§ Job
Copy every line in the records below that contains the word "recorded".

**** Raw data ****

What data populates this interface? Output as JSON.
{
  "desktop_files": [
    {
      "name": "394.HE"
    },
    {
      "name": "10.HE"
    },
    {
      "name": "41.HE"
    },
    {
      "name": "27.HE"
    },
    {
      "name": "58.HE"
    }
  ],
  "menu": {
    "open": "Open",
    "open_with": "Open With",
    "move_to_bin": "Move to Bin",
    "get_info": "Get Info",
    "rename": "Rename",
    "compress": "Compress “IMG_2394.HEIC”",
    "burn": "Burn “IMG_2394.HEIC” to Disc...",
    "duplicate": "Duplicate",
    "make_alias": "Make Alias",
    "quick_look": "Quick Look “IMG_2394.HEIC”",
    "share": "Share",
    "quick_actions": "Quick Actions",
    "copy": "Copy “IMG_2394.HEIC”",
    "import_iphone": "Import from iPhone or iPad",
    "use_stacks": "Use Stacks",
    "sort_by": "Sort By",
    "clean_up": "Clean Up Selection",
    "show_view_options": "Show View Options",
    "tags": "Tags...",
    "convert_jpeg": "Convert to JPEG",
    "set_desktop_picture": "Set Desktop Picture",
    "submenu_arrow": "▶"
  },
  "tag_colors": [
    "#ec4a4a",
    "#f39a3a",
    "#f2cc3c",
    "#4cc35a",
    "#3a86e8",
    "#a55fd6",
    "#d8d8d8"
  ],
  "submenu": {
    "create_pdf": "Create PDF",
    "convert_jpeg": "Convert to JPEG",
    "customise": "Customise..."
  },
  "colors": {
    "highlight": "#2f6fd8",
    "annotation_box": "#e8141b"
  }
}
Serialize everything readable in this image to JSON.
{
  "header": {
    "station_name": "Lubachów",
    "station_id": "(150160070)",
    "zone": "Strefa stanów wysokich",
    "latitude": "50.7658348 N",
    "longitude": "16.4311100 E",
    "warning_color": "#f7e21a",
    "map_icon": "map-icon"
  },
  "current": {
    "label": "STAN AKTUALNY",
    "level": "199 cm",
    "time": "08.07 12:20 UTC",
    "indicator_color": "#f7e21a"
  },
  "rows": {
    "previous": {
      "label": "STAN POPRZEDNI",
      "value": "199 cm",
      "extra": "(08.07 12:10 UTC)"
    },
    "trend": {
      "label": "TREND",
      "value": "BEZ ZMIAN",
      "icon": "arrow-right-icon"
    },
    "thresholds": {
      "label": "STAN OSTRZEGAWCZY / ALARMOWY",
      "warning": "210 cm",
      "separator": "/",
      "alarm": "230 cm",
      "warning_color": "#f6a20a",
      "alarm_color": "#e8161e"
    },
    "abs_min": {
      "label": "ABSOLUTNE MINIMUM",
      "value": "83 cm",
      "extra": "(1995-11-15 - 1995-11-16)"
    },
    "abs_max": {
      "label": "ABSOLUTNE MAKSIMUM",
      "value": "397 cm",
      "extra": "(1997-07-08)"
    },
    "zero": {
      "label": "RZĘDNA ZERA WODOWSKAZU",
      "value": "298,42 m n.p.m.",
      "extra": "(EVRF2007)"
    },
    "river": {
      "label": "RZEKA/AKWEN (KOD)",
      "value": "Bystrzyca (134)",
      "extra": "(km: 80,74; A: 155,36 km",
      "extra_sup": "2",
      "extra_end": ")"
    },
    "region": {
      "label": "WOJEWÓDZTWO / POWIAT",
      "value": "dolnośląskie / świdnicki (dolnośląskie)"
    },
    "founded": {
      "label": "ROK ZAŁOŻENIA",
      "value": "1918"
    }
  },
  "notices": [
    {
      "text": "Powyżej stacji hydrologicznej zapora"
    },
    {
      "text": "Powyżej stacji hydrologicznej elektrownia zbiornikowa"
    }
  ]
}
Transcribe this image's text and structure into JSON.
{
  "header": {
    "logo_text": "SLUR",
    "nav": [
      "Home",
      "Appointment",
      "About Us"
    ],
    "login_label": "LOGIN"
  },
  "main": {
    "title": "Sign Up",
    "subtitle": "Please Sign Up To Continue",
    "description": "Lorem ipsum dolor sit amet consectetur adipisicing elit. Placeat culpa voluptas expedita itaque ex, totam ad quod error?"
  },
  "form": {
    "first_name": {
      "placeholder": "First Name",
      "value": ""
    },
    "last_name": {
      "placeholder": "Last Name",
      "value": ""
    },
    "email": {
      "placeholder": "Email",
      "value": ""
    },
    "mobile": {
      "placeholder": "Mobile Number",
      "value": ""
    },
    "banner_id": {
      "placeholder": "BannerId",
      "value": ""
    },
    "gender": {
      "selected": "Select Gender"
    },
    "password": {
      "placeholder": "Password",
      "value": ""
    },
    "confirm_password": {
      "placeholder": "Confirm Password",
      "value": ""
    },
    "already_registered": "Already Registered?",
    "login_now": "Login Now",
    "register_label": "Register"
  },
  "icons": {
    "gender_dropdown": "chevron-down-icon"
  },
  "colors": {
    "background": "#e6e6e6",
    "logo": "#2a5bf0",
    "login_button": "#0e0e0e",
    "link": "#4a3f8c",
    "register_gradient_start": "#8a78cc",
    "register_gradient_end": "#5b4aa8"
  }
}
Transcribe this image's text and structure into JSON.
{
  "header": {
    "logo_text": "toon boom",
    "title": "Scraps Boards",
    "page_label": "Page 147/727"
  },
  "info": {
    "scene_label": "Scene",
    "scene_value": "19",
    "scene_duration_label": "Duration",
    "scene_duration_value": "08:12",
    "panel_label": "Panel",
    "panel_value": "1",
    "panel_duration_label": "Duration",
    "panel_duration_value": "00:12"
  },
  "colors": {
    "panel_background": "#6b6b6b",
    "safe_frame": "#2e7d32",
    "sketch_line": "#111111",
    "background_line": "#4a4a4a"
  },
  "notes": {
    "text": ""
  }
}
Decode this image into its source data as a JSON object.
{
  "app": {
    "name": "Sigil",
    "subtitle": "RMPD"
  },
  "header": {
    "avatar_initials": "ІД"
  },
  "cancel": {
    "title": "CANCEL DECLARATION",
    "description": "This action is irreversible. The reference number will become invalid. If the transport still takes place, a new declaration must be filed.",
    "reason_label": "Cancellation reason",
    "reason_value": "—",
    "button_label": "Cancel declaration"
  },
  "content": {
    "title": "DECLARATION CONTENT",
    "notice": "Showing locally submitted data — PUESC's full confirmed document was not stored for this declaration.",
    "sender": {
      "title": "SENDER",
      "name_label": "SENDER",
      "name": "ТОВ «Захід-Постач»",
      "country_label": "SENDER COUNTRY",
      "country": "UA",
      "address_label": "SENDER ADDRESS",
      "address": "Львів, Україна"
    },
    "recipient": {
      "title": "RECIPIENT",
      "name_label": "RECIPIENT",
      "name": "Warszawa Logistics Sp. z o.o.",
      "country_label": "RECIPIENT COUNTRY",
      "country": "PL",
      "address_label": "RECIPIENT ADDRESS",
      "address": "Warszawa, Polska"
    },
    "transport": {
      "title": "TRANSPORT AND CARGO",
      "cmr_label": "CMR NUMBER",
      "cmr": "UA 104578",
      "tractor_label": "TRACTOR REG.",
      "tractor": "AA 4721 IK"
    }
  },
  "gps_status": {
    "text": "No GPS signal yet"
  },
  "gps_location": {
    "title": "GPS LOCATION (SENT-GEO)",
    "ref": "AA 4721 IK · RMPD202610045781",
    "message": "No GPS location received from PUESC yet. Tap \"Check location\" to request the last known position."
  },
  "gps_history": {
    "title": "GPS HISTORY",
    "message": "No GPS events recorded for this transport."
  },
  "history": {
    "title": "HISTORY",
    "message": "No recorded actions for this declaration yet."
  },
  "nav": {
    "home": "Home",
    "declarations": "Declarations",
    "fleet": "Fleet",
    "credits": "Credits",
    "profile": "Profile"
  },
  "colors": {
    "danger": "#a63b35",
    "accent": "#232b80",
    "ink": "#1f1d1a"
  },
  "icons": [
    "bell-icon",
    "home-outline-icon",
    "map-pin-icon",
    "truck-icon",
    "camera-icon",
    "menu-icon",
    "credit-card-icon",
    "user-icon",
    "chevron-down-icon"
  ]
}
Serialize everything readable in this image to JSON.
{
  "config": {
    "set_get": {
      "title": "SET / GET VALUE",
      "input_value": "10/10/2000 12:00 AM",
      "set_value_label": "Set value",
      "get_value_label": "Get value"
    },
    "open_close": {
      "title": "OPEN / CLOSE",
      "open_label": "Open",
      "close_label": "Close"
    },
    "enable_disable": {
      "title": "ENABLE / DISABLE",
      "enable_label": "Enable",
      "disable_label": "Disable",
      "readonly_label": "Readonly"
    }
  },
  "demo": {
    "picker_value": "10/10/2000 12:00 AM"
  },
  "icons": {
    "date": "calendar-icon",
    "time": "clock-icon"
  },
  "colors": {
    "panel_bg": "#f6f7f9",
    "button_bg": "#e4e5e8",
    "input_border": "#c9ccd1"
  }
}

****

§ The solution
    "message": "No GPS events recorded for this transport."
    "message": "No recorded actions for this declaration yet."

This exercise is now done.